What you will do:
Your task is to transcribe all of the data below exactly, omitting the images.

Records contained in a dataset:
----

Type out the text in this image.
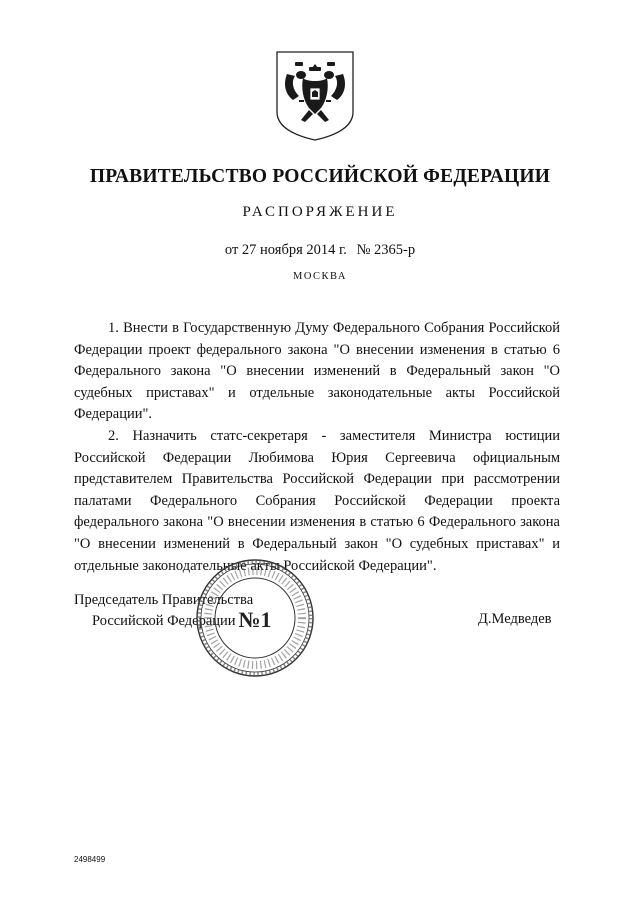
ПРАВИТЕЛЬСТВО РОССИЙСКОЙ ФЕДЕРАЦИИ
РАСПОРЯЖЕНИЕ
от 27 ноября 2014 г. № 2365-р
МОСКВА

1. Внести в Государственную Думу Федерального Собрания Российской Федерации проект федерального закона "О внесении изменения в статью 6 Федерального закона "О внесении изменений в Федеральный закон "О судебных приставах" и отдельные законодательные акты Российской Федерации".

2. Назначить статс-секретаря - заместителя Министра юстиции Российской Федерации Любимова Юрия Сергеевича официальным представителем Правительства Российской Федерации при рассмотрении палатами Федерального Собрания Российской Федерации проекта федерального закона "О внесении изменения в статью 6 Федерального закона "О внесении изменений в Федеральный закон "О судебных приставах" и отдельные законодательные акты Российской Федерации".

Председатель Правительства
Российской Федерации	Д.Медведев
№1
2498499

----

Result for this exercise:
Type out the text in this image.
ПРАВИТЕЛЬСТВО РОССИЙСКОЙ ФЕДЕРАЦИИ
РАСПОРЯЖЕНИЕ
от 27 ноября 2014 г. № 2365-р
МОСКВА

1. Внести в Государственную Думу Федерального Собрания Российской Федерации проект федерального закона "О внесении изменения в статью 6 Федерального закона "О внесении изменений в Федеральный закон "О судебных приставах" и отдельные законодательные акты Российской Федерации".

2. Назначить статс-секретаря - заместителя Министра юстиции Российской Федерации Любимова Юрия Сергеевича официальным представителем Правительства Российской Федерации при рассмотрении палатами Федерального Собрания Российской Федерации проекта федерального закона "О внесении изменения в статью 6 Федерального закона "О внесении изменений в Федеральный закон "О судебных приставах" и отдельные законодательные акты Российской Федерации".

Председатель Правительства
Российской Федерации	Д.Медведев
№1
2498499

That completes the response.